Dataset records:

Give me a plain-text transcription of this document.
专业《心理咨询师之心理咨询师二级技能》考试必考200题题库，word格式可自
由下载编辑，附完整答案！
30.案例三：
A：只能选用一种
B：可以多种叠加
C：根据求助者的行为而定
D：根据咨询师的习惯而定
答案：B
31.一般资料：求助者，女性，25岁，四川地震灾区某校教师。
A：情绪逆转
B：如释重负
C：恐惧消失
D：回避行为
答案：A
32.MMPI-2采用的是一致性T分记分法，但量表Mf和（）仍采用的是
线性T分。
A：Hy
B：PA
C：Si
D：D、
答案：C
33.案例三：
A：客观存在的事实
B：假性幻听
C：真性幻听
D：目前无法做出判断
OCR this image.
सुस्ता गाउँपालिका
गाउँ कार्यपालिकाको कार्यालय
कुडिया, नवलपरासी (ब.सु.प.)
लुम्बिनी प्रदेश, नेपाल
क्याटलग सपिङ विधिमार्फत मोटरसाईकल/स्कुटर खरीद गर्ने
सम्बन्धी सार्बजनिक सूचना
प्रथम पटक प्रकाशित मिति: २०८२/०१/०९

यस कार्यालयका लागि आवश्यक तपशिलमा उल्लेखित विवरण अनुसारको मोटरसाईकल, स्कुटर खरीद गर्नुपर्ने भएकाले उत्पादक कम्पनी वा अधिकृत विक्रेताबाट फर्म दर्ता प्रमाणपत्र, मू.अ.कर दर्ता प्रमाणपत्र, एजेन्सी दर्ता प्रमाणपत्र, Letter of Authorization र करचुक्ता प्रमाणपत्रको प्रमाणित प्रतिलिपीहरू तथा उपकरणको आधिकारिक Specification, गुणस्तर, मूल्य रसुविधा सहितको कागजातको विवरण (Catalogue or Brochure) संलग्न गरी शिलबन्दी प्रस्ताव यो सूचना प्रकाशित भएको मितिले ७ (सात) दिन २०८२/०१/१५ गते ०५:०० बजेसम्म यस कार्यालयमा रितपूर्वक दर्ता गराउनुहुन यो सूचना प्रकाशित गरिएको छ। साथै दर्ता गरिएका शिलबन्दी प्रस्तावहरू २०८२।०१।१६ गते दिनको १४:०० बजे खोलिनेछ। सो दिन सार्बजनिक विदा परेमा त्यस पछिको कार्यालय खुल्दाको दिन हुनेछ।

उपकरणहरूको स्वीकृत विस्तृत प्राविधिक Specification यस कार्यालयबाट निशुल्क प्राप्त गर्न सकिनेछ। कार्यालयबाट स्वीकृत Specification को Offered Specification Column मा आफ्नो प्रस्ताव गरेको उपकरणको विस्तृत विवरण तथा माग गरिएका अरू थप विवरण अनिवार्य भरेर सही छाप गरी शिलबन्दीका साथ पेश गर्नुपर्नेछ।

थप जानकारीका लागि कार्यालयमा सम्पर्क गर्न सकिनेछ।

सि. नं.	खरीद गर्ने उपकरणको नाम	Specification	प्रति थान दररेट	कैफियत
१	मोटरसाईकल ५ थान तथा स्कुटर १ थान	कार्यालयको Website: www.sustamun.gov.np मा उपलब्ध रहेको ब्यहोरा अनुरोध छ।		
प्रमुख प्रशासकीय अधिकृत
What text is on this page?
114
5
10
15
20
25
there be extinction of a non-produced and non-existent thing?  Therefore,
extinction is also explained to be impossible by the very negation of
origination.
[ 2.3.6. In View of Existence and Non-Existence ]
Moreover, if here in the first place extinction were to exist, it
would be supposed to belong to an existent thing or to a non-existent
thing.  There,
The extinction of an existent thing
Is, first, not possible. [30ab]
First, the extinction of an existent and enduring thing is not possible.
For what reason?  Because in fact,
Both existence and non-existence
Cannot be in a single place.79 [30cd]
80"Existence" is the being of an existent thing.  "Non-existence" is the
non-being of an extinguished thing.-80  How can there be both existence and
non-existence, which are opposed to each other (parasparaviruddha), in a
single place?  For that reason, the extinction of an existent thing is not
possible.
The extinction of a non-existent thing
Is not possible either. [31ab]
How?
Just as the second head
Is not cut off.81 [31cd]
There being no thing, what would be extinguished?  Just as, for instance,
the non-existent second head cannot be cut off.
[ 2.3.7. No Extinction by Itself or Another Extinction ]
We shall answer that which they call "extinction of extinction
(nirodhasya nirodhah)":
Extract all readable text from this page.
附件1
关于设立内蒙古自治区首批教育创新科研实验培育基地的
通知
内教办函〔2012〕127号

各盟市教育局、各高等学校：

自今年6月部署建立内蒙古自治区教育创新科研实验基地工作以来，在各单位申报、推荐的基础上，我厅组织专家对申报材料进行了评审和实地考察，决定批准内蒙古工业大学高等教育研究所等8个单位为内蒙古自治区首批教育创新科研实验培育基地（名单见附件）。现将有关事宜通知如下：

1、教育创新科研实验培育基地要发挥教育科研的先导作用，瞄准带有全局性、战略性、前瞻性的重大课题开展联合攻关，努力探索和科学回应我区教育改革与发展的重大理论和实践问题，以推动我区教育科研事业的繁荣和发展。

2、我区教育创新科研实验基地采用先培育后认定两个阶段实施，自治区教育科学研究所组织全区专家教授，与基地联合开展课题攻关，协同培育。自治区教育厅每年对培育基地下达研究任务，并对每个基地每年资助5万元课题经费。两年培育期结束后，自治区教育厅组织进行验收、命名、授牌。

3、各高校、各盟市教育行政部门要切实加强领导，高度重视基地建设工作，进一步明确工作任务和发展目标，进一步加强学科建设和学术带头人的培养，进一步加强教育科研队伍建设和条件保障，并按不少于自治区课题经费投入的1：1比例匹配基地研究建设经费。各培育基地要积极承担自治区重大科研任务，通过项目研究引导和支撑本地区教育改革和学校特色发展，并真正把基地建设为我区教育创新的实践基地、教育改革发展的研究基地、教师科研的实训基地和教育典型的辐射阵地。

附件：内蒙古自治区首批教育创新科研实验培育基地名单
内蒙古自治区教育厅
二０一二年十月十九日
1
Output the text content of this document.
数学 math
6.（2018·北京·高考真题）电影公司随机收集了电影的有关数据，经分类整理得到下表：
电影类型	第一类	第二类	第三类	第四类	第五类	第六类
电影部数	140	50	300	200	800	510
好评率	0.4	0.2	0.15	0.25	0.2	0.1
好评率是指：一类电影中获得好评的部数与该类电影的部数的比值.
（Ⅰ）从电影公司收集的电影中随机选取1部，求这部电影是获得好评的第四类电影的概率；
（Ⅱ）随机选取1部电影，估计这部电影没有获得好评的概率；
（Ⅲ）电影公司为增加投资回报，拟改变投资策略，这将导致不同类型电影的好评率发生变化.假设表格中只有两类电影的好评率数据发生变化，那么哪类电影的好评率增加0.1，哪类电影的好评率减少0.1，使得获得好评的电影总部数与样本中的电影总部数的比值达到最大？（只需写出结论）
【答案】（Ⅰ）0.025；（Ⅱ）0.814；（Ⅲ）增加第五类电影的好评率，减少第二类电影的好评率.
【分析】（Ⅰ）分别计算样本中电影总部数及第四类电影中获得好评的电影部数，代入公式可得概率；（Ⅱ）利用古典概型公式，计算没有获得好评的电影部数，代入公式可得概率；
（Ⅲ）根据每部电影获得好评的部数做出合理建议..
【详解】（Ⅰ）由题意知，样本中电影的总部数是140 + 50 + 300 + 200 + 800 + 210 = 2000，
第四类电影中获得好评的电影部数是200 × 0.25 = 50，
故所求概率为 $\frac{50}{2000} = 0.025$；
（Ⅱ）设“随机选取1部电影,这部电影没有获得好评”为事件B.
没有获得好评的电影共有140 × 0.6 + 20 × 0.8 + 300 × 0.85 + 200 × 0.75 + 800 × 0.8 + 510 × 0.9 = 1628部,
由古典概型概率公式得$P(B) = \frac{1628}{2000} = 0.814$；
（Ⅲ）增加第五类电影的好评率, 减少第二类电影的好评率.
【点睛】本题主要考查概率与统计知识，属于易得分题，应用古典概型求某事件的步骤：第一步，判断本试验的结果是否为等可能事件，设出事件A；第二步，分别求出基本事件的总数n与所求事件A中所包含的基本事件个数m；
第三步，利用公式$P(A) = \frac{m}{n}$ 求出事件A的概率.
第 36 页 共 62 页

* _Stated task_: Copy out all lines that carry the word "extinguished".

* _Full output_:
non-being of an extinguished thing.-80  How can there be both existence and
There being no thing, what would be extinguished?  Just as, for instance,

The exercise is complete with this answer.